• Given entries
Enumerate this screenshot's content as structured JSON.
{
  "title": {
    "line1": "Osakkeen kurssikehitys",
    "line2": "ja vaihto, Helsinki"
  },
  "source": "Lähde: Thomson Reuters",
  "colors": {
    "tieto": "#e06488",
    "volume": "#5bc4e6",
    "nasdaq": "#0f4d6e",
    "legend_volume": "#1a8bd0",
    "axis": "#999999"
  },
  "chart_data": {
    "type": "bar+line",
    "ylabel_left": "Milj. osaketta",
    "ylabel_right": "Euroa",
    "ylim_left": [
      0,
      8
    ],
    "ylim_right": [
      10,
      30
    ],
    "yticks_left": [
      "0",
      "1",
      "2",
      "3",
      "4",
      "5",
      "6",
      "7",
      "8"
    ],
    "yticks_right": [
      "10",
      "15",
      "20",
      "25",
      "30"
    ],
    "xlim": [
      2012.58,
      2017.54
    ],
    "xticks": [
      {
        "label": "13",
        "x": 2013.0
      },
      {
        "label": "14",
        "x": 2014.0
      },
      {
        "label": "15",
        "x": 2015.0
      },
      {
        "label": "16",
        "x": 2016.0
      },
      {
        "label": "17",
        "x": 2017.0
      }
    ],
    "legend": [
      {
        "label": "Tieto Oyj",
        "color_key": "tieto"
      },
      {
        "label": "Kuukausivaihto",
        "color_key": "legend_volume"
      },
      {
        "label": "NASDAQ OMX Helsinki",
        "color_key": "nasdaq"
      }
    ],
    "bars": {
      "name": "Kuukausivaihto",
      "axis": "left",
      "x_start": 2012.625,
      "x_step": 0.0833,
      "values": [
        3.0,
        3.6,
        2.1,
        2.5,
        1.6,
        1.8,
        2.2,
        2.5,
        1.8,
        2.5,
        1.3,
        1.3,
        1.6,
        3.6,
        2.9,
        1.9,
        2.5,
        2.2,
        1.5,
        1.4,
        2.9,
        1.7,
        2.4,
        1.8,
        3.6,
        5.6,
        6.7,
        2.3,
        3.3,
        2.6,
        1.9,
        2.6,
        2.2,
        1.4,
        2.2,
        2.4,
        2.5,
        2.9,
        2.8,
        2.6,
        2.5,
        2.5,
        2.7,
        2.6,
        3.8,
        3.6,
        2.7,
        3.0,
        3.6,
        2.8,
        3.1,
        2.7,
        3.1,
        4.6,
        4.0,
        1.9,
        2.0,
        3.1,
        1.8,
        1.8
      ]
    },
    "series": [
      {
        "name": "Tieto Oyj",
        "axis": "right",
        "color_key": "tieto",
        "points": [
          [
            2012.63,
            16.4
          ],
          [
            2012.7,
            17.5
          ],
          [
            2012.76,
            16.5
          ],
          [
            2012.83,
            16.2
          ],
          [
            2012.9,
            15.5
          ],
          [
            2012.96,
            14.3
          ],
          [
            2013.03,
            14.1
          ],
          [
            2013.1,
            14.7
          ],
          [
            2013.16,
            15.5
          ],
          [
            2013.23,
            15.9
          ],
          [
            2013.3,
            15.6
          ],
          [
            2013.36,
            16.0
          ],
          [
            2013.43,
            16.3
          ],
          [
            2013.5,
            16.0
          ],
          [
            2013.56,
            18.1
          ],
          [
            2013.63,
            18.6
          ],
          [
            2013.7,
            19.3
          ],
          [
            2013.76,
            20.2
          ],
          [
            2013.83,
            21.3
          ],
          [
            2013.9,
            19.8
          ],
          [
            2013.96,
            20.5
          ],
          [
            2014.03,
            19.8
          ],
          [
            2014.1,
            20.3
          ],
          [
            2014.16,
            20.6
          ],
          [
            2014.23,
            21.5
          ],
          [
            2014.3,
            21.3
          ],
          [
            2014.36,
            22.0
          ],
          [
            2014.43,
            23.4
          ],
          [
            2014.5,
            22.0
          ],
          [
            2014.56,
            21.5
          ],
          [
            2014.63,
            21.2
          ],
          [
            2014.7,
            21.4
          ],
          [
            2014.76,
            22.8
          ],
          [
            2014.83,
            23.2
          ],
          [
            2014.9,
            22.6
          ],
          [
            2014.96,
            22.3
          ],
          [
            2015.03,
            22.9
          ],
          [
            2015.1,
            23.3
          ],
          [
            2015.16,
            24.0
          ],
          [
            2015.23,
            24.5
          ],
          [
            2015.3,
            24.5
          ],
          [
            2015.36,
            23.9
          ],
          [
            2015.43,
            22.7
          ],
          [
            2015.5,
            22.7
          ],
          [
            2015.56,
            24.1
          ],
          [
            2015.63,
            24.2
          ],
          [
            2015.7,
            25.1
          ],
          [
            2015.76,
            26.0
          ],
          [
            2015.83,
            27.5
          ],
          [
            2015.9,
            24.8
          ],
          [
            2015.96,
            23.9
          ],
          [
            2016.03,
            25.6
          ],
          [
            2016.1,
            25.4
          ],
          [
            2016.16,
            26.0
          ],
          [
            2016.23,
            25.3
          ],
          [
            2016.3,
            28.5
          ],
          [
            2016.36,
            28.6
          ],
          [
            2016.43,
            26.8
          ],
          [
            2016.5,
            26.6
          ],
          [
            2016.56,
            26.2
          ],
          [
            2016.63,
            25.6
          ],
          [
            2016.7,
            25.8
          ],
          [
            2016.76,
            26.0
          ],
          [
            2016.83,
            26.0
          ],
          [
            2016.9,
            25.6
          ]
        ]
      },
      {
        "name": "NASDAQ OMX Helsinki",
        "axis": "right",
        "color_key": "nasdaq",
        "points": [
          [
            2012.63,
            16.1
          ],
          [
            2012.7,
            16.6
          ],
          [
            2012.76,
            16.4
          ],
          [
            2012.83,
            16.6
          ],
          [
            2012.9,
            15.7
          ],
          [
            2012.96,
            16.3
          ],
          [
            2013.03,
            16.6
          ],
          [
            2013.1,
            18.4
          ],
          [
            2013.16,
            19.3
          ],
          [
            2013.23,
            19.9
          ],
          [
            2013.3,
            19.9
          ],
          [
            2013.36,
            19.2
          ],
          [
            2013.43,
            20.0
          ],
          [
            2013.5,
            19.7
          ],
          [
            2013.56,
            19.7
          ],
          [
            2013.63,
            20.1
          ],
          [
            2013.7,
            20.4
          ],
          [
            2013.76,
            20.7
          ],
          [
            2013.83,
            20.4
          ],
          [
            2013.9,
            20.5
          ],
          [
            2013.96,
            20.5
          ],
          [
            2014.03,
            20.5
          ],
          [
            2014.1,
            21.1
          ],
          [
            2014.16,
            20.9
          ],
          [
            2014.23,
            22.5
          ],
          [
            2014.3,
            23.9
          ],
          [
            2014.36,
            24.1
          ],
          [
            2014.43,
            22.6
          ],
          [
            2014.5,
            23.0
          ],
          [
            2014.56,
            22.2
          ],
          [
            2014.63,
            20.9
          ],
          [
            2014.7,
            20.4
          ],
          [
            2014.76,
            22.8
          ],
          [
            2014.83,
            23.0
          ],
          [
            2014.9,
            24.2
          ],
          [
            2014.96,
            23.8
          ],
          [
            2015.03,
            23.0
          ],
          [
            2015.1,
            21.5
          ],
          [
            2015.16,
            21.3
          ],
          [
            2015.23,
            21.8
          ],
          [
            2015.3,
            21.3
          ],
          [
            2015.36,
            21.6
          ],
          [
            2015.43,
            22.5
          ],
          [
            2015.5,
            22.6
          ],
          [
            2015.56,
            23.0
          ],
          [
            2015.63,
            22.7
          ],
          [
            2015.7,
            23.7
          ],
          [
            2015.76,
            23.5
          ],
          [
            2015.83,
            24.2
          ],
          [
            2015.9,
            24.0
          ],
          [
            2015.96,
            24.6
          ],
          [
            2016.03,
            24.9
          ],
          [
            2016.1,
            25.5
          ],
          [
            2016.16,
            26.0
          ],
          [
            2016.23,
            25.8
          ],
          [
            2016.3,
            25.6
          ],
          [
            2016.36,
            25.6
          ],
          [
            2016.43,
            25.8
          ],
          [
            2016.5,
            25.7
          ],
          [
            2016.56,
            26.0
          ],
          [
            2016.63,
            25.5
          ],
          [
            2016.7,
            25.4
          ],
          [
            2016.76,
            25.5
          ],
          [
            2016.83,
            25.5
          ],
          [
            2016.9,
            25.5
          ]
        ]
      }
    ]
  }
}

• Directions
What is the number of lines in the data that hold the string "axis"? Answer with the number only.

• Answer to this exercise
4